[begin Stored rows]

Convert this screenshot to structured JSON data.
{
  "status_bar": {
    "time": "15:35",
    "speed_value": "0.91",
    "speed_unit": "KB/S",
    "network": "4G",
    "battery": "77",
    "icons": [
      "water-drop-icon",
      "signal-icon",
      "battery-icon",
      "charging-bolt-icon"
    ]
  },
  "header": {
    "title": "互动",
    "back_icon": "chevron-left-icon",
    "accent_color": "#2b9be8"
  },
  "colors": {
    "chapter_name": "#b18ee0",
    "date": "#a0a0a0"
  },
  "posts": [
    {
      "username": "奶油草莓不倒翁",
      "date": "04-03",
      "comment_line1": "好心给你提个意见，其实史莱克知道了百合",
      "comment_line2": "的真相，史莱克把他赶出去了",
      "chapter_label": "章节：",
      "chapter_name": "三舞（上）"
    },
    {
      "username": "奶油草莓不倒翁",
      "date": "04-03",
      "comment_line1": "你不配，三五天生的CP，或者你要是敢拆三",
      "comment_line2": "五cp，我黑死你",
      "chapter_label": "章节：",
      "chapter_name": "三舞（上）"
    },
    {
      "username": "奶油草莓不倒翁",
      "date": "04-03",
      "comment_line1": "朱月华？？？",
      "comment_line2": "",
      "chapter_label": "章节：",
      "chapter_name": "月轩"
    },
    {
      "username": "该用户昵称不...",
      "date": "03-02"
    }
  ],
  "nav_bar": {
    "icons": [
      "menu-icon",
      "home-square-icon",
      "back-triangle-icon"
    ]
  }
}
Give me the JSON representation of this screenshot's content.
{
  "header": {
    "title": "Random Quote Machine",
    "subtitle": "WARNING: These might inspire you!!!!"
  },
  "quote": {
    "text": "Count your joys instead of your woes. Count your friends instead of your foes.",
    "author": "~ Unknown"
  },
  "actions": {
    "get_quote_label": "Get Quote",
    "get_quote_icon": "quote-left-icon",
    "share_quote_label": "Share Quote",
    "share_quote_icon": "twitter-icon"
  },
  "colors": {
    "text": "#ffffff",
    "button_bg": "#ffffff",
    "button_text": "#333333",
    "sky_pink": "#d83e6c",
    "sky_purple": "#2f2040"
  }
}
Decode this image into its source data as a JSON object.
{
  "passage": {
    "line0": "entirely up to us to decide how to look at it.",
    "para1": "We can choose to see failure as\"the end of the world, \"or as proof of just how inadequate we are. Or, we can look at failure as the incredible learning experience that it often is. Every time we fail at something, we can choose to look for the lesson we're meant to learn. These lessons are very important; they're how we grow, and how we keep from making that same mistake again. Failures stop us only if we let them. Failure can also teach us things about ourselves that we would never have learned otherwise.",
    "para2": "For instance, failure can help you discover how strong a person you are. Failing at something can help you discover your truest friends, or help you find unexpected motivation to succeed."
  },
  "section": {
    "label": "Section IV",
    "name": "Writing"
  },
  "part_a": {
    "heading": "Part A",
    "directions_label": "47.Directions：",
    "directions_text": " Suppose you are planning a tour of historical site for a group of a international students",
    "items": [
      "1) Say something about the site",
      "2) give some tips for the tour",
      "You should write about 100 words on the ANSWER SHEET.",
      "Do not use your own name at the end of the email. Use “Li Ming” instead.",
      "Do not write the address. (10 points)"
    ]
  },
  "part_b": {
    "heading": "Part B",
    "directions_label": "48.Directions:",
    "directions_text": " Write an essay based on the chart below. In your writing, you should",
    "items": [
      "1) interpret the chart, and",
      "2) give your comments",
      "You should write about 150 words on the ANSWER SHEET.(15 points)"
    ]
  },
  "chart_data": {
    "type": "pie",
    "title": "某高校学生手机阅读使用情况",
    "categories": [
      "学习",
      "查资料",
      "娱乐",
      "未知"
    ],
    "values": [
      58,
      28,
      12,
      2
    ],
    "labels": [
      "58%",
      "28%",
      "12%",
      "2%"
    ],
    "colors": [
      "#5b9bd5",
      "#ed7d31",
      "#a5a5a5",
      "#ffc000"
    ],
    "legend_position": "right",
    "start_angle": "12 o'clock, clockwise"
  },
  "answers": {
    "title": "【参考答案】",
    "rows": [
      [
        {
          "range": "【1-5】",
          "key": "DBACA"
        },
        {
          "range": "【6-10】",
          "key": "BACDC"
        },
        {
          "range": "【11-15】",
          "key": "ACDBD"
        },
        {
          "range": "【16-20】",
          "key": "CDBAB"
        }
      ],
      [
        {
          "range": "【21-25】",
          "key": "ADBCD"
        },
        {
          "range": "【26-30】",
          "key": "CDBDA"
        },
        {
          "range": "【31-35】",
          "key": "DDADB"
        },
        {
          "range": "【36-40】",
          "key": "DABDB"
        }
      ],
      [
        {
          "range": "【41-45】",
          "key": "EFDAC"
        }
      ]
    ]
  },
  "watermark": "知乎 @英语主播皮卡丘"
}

[end Stored rows]

(Aim): Wherever a line in the data above holds "screenshot", copy that line.

(Output for this task):
Convert this screenshot to structured JSON data.
Give me the JSON representation of this screenshot's content.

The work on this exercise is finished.